**STATED EXERCISE:** Scan the material below for the string "syslo", and copy every line where it shows up.

Dataset rows about figures
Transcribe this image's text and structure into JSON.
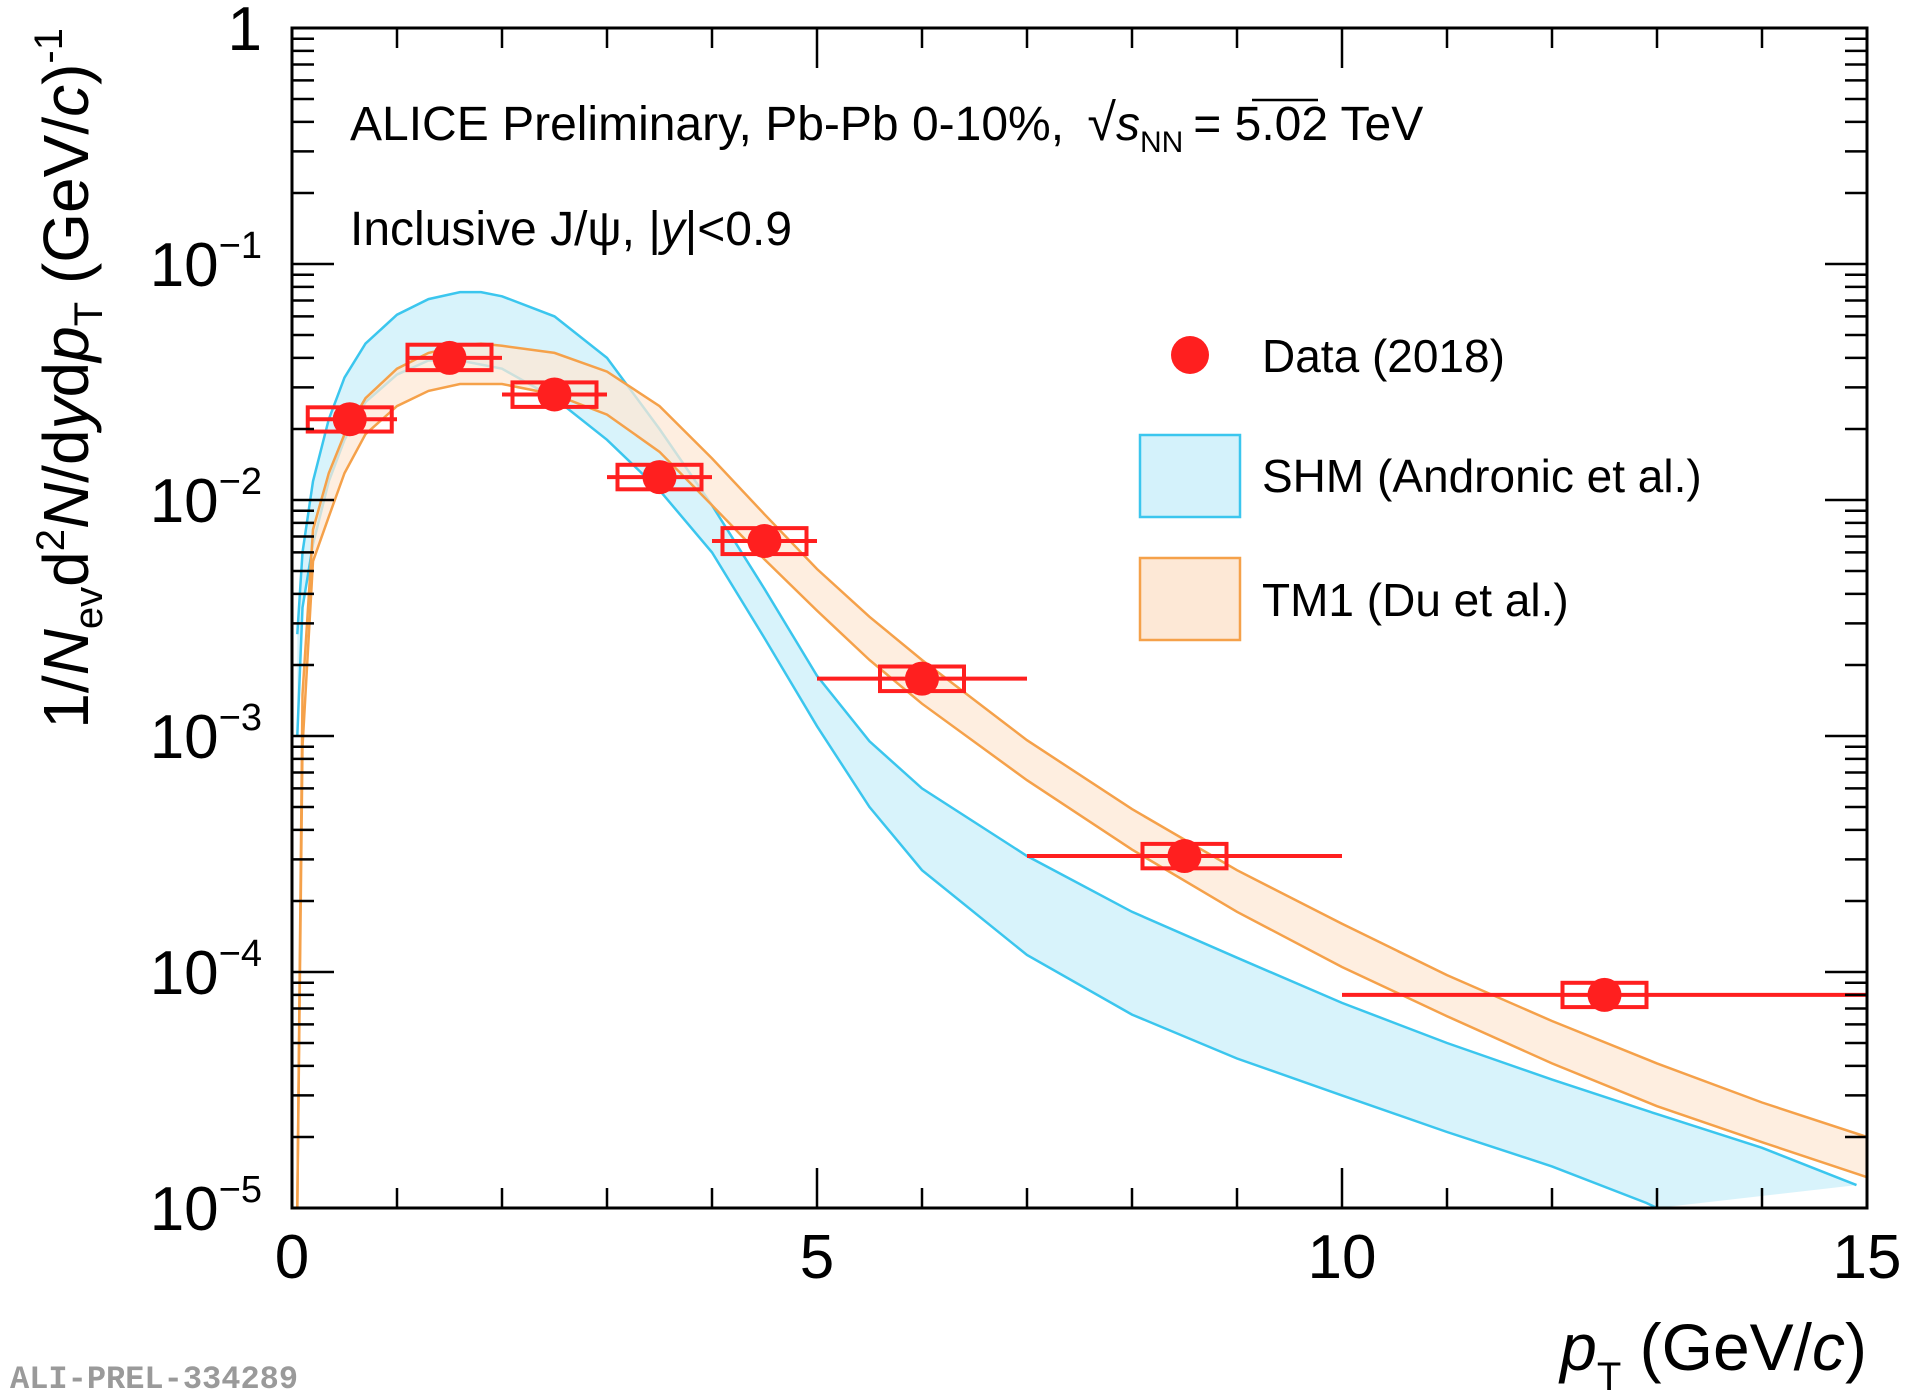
{
  "chart_data": {
    "type": "scatter",
    "title": "ALICE Preliminary, Pb-Pb 0-10%, √s_NN = 5.02 TeV",
    "title_parts": {
      "prefix": "ALICE Preliminary, Pb-Pb 0-10%,",
      "sqrt_symbol": "√",
      "s_symbol": "s",
      "s_subscript": "NN",
      "suffix": "= 5.02 TeV"
    },
    "subtitle": "Inclusive J/ψ, |y|<0.9",
    "subtitle_parts": {
      "prefix": "Inclusive J/ψ, |",
      "y": "y",
      "suffix": "|<0.9"
    },
    "xlabel": "p_T (GeV/c)",
    "xlabel_parts": {
      "p": "p",
      "sub": "T",
      "mid": " (GeV/",
      "c": "c",
      "end": ")"
    },
    "ylabel": "1/N_ev d²N/dydp_T (GeV/c)⁻¹",
    "ylabel_parts": {
      "a": "1/",
      "N": "N",
      "ev": "ev",
      "d": "d",
      "two": "2",
      "N2": "N",
      "slash": "/d",
      "y": "y",
      "d2": "d",
      "p": "p",
      "T": "T",
      "unit_open": " (GeV/",
      "c": "c",
      "unit_close": ")",
      "exp": "-1"
    },
    "xlim": [
      0,
      15
    ],
    "ylim": [
      1e-05,
      1
    ],
    "yscale": "log",
    "x_ticks": [
      0,
      5,
      10,
      15
    ],
    "x_tick_labels": [
      "0",
      "5",
      "10",
      "15"
    ],
    "y_ticks": [
      {
        "value": 1,
        "base": "1",
        "exp": ""
      },
      {
        "value": 0.1,
        "base": "10",
        "exp": "−1"
      },
      {
        "value": 0.01,
        "base": "10",
        "exp": "−2"
      },
      {
        "value": 0.001,
        "base": "10",
        "exp": "−3"
      },
      {
        "value": 0.0001,
        "base": "10",
        "exp": "−4"
      },
      {
        "value": 1e-05,
        "base": "10",
        "exp": "−5"
      }
    ],
    "legend": {
      "position": "right",
      "entries": [
        {
          "label": "Data (2018)",
          "kind": "marker",
          "color": "#ff1f1f"
        },
        {
          "label": "SHM (Andronic et al.)",
          "kind": "band",
          "fill": "#d4f2fb",
          "stroke": "#3bc6ee"
        },
        {
          "label": "TM1 (Du et al.)",
          "kind": "band",
          "fill": "#fde8d6",
          "stroke": "#f5a14a"
        }
      ]
    },
    "series": [
      {
        "name": "Data (2018)",
        "color": "#ff1f1f",
        "points": [
          {
            "x": 0.55,
            "y": 0.022,
            "xlo": 0.15,
            "xhi": 1.0,
            "syslo": 0.0195,
            "syshi": 0.0247
          },
          {
            "x": 1.5,
            "y": 0.04,
            "xlo": 1.1,
            "xhi": 2.0,
            "syslo": 0.0355,
            "syshi": 0.0455
          },
          {
            "x": 2.5,
            "y": 0.028,
            "xlo": 2.0,
            "xhi": 3.0,
            "syslo": 0.0248,
            "syshi": 0.0315
          },
          {
            "x": 3.5,
            "y": 0.0125,
            "xlo": 3.0,
            "xhi": 4.0,
            "syslo": 0.0111,
            "syshi": 0.0141
          },
          {
            "x": 4.5,
            "y": 0.0067,
            "xlo": 4.0,
            "xhi": 5.0,
            "syslo": 0.0059,
            "syshi": 0.0076
          },
          {
            "x": 6.0,
            "y": 0.00175,
            "xlo": 5.0,
            "xhi": 7.0,
            "syslo": 0.00155,
            "syshi": 0.00197
          },
          {
            "x": 8.5,
            "y": 0.00031,
            "xlo": 7.0,
            "xhi": 10.0,
            "syslo": 0.000275,
            "syshi": 0.000349
          },
          {
            "x": 12.5,
            "y": 8e-05,
            "xlo": 10.0,
            "xhi": 15.0,
            "syslo": 7.1e-05,
            "syshi": 9e-05
          }
        ]
      }
    ],
    "bands": [
      {
        "name": "SHM (Andronic et al.)",
        "fill": "#d4f2fb",
        "stroke": "#3bc6ee",
        "upper": [
          [
            0.05,
            0.0027
          ],
          [
            0.1,
            0.006
          ],
          [
            0.2,
            0.012
          ],
          [
            0.35,
            0.022
          ],
          [
            0.5,
            0.033
          ],
          [
            0.7,
            0.046
          ],
          [
            1.0,
            0.061
          ],
          [
            1.3,
            0.071
          ],
          [
            1.6,
            0.076
          ],
          [
            1.8,
            0.076
          ],
          [
            2.0,
            0.073
          ],
          [
            2.5,
            0.06
          ],
          [
            3.0,
            0.04
          ],
          [
            3.5,
            0.02
          ],
          [
            4.0,
            0.0095
          ],
          [
            4.5,
            0.0042
          ],
          [
            5.0,
            0.0018
          ],
          [
            5.5,
            0.00095
          ],
          [
            6.0,
            0.0006
          ],
          [
            7.0,
            0.00031
          ],
          [
            8.0,
            0.00018
          ],
          [
            9.0,
            0.000115
          ],
          [
            10.0,
            7.4e-05
          ],
          [
            11.0,
            5e-05
          ],
          [
            12.0,
            3.5e-05
          ],
          [
            13.0,
            2.5e-05
          ],
          [
            14.0,
            1.8e-05
          ],
          [
            14.9,
            1.25e-05
          ]
        ],
        "lower": [
          [
            0.05,
            0.001
          ],
          [
            0.1,
            0.0035
          ],
          [
            0.2,
            0.0065
          ],
          [
            0.35,
            0.012
          ],
          [
            0.5,
            0.018
          ],
          [
            0.7,
            0.026
          ],
          [
            1.0,
            0.034
          ],
          [
            1.3,
            0.039
          ],
          [
            1.6,
            0.039
          ],
          [
            2.0,
            0.036
          ],
          [
            2.5,
            0.027
          ],
          [
            3.0,
            0.018
          ],
          [
            3.5,
            0.011
          ],
          [
            4.0,
            0.006
          ],
          [
            4.5,
            0.0026
          ],
          [
            5.0,
            0.0011
          ],
          [
            5.5,
            0.0005
          ],
          [
            6.0,
            0.00027
          ],
          [
            7.0,
            0.000118
          ],
          [
            8.0,
            6.6e-05
          ],
          [
            9.0,
            4.3e-05
          ],
          [
            10.0,
            3e-05
          ],
          [
            11.0,
            2.1e-05
          ],
          [
            12.0,
            1.5e-05
          ],
          [
            12.9,
            1.05e-05
          ],
          [
            13.0,
            1e-05
          ]
        ]
      },
      {
        "name": "TM1 (Du et al.)",
        "fill": "#fde8d6",
        "stroke": "#f5a14a",
        "upper": [
          [
            0.05,
            1e-05
          ],
          [
            0.1,
            0.0015
          ],
          [
            0.2,
            0.0075
          ],
          [
            0.35,
            0.013
          ],
          [
            0.5,
            0.019
          ],
          [
            0.7,
            0.027
          ],
          [
            1.0,
            0.036
          ],
          [
            1.3,
            0.042
          ],
          [
            1.6,
            0.045
          ],
          [
            1.8,
            0.046
          ],
          [
            2.0,
            0.045
          ],
          [
            2.5,
            0.042
          ],
          [
            3.0,
            0.035
          ],
          [
            3.5,
            0.025
          ],
          [
            4.0,
            0.015
          ],
          [
            4.5,
            0.0087
          ],
          [
            5.0,
            0.0051
          ],
          [
            5.5,
            0.0032
          ],
          [
            6.0,
            0.0021
          ],
          [
            7.0,
            0.00096
          ],
          [
            8.0,
            0.00049
          ],
          [
            9.0,
            0.00027
          ],
          [
            10.0,
            0.00016
          ],
          [
            11.0,
            9.7e-05
          ],
          [
            12.0,
            6.2e-05
          ],
          [
            13.0,
            4.1e-05
          ],
          [
            14.0,
            2.8e-05
          ],
          [
            15.0,
            2e-05
          ]
        ],
        "lower": [
          [
            0.05,
            1e-05
          ],
          [
            0.1,
            0.0009
          ],
          [
            0.2,
            0.0055
          ],
          [
            0.35,
            0.0085
          ],
          [
            0.5,
            0.013
          ],
          [
            0.7,
            0.019
          ],
          [
            1.0,
            0.025
          ],
          [
            1.3,
            0.029
          ],
          [
            1.6,
            0.031
          ],
          [
            2.0,
            0.031
          ],
          [
            2.5,
            0.028
          ],
          [
            3.0,
            0.023
          ],
          [
            3.5,
            0.016
          ],
          [
            4.0,
            0.0095
          ],
          [
            4.5,
            0.0056
          ],
          [
            5.0,
            0.0034
          ],
          [
            5.5,
            0.0021
          ],
          [
            6.0,
            0.00137
          ],
          [
            7.0,
            0.00065
          ],
          [
            8.0,
            0.00033
          ],
          [
            9.0,
            0.00018
          ],
          [
            10.0,
            0.000105
          ],
          [
            11.0,
            6.5e-05
          ],
          [
            12.0,
            4.1e-05
          ],
          [
            13.0,
            2.7e-05
          ],
          [
            14.0,
            1.9e-05
          ],
          [
            15.0,
            1.35e-05
          ]
        ]
      }
    ]
  },
  "footer_code": "ALI-PREL-334289"
}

**FINISHED EXERCISE:**
            "syslo": 0.0195,
            "syslo": 0.0355,
            "syslo": 0.0248,
            "syslo": 0.0111,
            "syslo": 0.0059,
            "syslo": 0.00155,
            "syslo": 0.000275,
            "syslo": 7.1e-05,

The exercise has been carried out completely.